**Action item**
In the data below, which lines hold the word "face"? Copy them.

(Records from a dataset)
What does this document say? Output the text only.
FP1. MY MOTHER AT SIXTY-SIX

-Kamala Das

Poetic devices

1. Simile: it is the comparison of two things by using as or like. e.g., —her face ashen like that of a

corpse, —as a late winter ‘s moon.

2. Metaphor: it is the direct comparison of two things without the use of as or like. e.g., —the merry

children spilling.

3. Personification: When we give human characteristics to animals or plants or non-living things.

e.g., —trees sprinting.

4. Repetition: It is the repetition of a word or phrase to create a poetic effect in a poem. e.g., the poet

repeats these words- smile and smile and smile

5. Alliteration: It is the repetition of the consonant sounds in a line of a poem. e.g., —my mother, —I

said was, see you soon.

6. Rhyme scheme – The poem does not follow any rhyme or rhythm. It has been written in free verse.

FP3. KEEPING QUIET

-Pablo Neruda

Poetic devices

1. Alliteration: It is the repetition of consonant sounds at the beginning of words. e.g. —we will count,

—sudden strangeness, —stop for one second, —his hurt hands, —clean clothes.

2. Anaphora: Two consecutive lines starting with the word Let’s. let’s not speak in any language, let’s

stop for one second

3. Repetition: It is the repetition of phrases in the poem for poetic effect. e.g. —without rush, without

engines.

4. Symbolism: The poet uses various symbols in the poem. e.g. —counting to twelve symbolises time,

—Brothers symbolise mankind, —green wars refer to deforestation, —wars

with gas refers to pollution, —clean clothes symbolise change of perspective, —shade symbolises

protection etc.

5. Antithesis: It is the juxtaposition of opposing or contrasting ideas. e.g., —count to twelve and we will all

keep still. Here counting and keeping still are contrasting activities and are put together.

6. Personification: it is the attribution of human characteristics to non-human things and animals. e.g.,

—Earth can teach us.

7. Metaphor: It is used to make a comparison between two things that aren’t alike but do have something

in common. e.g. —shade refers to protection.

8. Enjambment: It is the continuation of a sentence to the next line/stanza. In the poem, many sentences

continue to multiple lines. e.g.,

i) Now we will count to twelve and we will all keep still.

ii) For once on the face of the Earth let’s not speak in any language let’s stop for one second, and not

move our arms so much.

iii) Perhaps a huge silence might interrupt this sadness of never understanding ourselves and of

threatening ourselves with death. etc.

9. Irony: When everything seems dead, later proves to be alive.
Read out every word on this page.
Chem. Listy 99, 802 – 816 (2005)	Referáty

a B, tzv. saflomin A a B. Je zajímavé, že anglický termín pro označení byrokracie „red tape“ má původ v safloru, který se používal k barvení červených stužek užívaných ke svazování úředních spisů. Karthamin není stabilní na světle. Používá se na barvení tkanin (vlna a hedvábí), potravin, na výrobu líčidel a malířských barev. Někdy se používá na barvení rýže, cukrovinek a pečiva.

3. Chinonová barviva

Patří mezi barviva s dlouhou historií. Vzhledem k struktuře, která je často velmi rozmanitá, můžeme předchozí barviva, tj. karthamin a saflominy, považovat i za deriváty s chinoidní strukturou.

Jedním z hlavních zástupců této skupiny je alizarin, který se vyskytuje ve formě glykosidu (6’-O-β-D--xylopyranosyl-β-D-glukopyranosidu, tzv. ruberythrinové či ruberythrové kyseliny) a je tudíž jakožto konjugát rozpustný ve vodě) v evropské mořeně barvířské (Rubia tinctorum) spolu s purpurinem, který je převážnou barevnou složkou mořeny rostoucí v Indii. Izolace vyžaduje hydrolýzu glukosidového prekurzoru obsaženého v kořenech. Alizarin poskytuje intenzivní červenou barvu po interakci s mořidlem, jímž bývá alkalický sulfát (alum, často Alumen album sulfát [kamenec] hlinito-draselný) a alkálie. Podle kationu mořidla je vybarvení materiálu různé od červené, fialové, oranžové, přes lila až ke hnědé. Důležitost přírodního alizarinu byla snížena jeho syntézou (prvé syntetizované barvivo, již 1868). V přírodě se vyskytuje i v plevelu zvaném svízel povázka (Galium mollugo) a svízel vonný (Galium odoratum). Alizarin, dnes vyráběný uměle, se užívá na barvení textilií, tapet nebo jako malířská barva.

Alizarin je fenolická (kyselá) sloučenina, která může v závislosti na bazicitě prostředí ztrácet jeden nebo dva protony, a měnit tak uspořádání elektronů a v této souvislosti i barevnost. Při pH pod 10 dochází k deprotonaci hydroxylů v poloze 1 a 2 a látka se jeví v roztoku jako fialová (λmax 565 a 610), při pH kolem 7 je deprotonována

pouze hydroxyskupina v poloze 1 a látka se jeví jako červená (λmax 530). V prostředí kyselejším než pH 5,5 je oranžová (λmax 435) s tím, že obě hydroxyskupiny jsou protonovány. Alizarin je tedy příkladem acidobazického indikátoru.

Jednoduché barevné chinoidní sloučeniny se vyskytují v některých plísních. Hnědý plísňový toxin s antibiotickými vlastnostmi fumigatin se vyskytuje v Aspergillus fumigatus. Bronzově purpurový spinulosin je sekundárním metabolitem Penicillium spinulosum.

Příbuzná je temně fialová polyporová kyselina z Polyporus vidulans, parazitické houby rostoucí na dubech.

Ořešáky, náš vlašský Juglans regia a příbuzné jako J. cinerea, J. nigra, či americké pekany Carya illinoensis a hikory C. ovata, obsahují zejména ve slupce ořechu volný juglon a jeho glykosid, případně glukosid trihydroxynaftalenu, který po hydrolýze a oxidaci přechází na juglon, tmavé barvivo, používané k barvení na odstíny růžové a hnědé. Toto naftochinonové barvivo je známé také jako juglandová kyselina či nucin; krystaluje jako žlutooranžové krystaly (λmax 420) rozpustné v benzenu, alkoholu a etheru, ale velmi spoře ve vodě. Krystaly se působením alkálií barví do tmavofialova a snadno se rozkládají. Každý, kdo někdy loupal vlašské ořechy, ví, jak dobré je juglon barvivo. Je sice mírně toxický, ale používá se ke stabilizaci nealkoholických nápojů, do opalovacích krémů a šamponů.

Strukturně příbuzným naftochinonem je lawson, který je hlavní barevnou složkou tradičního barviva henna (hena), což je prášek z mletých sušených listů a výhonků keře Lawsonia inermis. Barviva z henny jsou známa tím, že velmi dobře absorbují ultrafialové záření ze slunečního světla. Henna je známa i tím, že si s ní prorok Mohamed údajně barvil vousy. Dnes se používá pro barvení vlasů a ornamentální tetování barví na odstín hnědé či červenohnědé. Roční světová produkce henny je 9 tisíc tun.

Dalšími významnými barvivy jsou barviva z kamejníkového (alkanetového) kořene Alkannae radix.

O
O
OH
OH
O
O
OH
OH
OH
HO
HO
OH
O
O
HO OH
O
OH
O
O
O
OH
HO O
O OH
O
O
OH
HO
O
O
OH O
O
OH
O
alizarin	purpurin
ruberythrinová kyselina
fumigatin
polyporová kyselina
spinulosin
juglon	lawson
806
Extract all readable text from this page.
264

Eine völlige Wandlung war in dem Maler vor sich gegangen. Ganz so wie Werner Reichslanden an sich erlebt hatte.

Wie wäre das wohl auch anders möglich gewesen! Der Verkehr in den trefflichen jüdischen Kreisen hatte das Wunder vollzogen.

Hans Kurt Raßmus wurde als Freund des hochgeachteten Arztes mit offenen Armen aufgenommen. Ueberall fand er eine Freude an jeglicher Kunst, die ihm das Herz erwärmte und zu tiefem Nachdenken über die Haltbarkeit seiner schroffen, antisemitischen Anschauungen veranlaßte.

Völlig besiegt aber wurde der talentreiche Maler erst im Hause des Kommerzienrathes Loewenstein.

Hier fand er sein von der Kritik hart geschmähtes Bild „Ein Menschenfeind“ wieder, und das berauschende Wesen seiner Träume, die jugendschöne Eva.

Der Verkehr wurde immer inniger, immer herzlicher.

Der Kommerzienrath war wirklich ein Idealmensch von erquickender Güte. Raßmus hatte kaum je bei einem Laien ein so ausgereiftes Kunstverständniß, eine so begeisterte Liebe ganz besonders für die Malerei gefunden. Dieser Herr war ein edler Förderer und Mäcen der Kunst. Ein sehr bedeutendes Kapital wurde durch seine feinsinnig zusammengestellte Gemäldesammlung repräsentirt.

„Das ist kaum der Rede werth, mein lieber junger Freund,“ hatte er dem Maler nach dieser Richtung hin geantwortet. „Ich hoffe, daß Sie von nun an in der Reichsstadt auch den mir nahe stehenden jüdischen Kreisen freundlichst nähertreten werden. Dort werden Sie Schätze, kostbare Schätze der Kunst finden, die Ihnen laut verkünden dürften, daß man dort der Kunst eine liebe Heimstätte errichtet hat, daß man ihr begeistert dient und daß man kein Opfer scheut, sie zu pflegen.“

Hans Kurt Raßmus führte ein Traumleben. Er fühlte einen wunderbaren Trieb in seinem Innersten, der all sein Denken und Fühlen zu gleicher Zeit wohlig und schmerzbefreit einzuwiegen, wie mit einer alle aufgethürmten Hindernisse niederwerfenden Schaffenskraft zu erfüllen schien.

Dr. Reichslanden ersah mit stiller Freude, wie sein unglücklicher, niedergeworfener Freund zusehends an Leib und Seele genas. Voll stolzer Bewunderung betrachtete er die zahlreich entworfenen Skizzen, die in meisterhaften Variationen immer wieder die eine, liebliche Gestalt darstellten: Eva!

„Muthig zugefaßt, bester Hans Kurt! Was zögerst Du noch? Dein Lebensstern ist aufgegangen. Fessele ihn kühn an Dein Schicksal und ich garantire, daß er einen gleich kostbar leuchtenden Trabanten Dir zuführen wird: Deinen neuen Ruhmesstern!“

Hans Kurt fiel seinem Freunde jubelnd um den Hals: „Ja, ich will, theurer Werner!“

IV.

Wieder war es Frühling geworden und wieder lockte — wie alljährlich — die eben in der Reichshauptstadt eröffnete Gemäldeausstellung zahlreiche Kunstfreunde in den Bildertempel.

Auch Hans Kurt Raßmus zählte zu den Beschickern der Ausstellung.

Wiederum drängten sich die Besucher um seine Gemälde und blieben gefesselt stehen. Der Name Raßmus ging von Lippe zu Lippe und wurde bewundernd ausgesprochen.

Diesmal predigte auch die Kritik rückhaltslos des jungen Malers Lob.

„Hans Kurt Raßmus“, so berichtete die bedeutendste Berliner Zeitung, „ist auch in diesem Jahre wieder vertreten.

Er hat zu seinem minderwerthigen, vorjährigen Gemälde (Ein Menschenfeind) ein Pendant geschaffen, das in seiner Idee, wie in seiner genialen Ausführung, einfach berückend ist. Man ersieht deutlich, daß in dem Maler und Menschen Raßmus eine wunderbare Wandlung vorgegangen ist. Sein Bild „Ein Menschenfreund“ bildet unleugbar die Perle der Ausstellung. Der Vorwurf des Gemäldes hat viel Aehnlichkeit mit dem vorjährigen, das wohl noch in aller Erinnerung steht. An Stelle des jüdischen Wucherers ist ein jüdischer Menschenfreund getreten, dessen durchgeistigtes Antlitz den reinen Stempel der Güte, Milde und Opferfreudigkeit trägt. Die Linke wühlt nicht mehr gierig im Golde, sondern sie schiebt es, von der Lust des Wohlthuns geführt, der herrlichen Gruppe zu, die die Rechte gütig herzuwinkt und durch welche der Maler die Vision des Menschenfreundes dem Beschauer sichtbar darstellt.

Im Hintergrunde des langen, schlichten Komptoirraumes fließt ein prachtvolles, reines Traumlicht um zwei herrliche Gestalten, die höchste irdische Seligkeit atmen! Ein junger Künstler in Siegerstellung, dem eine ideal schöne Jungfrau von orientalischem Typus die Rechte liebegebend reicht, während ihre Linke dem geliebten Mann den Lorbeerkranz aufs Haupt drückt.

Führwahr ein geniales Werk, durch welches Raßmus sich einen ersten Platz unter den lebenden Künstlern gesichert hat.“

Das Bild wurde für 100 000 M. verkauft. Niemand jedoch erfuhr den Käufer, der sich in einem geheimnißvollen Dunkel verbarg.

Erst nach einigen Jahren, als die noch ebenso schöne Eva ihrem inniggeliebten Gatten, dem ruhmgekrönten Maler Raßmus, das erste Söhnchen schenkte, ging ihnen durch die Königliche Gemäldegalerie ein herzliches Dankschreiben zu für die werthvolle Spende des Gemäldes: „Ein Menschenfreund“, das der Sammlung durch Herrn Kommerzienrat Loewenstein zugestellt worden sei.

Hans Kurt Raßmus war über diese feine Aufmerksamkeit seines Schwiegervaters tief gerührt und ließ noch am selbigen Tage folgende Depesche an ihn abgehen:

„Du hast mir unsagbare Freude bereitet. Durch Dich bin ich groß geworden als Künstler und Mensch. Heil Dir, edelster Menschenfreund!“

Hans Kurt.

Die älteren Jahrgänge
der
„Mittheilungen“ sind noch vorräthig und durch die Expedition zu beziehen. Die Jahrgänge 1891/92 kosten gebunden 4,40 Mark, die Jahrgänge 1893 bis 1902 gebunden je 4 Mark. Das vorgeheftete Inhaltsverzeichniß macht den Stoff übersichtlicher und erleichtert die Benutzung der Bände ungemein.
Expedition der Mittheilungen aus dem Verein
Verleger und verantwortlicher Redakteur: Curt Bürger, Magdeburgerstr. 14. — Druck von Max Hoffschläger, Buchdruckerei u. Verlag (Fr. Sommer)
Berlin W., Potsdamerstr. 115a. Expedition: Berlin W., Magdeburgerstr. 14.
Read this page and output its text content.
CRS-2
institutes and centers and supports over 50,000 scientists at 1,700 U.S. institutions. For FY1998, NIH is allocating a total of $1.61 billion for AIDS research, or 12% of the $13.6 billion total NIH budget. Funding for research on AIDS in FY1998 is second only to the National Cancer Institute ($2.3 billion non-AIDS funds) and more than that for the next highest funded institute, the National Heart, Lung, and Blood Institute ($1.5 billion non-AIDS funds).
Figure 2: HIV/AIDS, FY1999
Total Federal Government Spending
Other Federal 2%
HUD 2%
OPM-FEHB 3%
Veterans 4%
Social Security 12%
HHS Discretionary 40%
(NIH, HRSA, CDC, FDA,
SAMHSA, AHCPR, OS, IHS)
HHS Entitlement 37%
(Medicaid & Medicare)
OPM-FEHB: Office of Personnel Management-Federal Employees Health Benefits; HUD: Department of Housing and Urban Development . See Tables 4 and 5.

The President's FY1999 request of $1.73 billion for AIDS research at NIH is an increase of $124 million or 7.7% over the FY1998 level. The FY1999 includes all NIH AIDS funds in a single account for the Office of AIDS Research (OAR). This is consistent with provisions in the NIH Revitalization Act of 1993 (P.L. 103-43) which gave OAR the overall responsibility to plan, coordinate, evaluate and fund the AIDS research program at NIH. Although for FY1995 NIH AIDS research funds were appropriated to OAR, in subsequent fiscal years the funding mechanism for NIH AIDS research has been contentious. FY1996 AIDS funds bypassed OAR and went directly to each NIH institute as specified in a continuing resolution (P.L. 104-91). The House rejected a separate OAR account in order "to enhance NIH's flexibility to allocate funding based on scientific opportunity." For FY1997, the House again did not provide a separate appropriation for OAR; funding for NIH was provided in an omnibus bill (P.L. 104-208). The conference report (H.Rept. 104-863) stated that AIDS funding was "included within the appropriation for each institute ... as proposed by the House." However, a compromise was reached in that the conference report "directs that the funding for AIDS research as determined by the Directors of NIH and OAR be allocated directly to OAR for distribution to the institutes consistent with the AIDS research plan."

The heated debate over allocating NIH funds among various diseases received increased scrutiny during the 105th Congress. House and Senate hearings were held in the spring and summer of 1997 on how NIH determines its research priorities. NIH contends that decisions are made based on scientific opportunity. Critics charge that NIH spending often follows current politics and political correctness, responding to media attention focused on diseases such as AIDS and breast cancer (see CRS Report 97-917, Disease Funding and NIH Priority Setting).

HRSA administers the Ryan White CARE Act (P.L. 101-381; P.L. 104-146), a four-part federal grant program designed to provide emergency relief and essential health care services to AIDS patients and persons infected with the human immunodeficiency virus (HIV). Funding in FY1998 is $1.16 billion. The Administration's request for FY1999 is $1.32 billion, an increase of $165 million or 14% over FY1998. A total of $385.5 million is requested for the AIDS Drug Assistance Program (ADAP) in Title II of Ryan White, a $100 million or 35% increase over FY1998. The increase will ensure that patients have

**Result**
1. Simile: it is the comparison of two things by using as or like. e.g., —her face ashen like that of a
ii) For once on the face of the Earth let’s not speak in any language let’s stop for one second, and not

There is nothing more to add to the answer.